I’m fessin’ up! I really, really wanted to make a nice little ditty in my slow cooker this weekend, simply because I really wasn’t in the mood to hang out in the kitchen much that day…and before you call the ambulance, the only reason I wouldn’t want to hang out in the kitchen is because I spent most of my Saturday cleaning it! SO, knowing how I am and what a big giant mess I like to make when I cook I decided to opt for one of the dump everything in, turn the slow cooker on, and have dinner ready a couple of hours later deals in hopes of having a clean kitchen for more than a couple of hours.
Hence, this glorious feast we’ll talk about today!
A little trick my dad thought me was to let beans soak in water over night if I’m making them from scratch OR while I drain beans from cans, to rinse them out a little too. I don’t know if this is an old wive’s tale or what, but it’s supposed to help with flatulence So, really, mostly because I was operating on autopilot, I gave both sets of beans a quick rinse once dumped into the giant sifter to drain.
Step 17: Cook for 4-6 hours, stirring occasionally.
Step 20: Mix well and continue cooking.
The ingredients: As with most crock pot recipes, this one was as simple and easy as can be! The recipe this chili was originally pinned from lists everything in a super neat and convenient way. The ingredients even come numbered! In terms of ingredient availability, everything that was used today you probably either already have in your fridge/pantry or you can easily find in your local supermarket. The only change I made was that I used canned jalapenos that I minced myself and I decided not to use cilantro.
The recipe: The recipe is as easy as it gets. The instructions are pretty basic, but more than sufficient since you’re essentially putting all the delicious ingredients together, letting the slow cooker do it’s sorcery and lastly simply shreding the chicken a little while before serving your wonderfully smelling, freshly made chili. The post doesn’t come with any step-by-step images, so if you need more detail, follow 2girlsandapin as we prepared this savory yet surprisingly light chicken chili since we like to take pictures of every minuscule detail!
The flavor: This tasted absolutely wonderful! It was JUST what The Doctor prescribed on a cold, rainy evening. Even though it has some jalapenos and a good bit of chili powder, this one was not too spicy at all (at least in my opinion). I must note, however, that I do really like spicy food, so what may be standard for me may not necessarily work the same for you. BUT, if you’re a wuss when it comes to spiciness, simply plop some more sour cream and you should be good to go.

= = = = =

Work item: Reproduce the slow cooker chili post word for word, starting with "Hence, this glorious" and going on through "sifter to drain.".

= = = = =

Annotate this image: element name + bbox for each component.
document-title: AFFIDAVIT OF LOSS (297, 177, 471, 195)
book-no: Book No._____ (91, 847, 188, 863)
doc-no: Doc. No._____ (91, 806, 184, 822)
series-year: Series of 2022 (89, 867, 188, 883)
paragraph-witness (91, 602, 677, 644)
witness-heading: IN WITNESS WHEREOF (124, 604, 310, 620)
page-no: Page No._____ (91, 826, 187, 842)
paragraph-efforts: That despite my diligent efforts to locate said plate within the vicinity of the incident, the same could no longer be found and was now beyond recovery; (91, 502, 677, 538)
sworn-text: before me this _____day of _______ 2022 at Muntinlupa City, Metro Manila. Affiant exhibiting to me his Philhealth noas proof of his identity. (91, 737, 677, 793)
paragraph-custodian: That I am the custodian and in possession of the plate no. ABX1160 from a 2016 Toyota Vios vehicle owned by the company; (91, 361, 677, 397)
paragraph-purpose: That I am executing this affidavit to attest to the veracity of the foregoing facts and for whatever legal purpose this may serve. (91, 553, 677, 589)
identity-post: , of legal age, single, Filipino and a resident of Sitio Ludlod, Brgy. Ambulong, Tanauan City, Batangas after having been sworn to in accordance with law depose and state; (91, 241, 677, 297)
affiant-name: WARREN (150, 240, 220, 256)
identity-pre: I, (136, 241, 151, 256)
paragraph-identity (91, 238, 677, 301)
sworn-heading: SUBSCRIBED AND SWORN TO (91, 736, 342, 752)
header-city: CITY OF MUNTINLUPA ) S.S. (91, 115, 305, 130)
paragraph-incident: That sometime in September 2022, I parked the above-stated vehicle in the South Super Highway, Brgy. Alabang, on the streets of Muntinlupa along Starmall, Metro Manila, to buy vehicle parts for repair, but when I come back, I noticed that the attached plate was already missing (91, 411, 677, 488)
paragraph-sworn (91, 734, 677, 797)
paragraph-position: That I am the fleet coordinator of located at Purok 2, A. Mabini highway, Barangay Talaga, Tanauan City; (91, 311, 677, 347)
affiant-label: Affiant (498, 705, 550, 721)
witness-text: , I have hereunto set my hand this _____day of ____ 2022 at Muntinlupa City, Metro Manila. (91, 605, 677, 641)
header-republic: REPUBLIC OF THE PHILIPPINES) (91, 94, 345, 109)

= = = = =

Solution for this exercise:
Hence, this glorious feast we’ll talk about today!
A little trick my dad thought me was to let beans soak in water over night if I’m making them from scratch OR while I drain beans from cans, to rinse them out a little too. I don’t know if this is an old wive’s tale or what, but it’s supposed to help with flatulence So, really, mostly because I was operating on autopilot, I gave both sets of beans a quick rinse once dumped into the giant sifter to drain.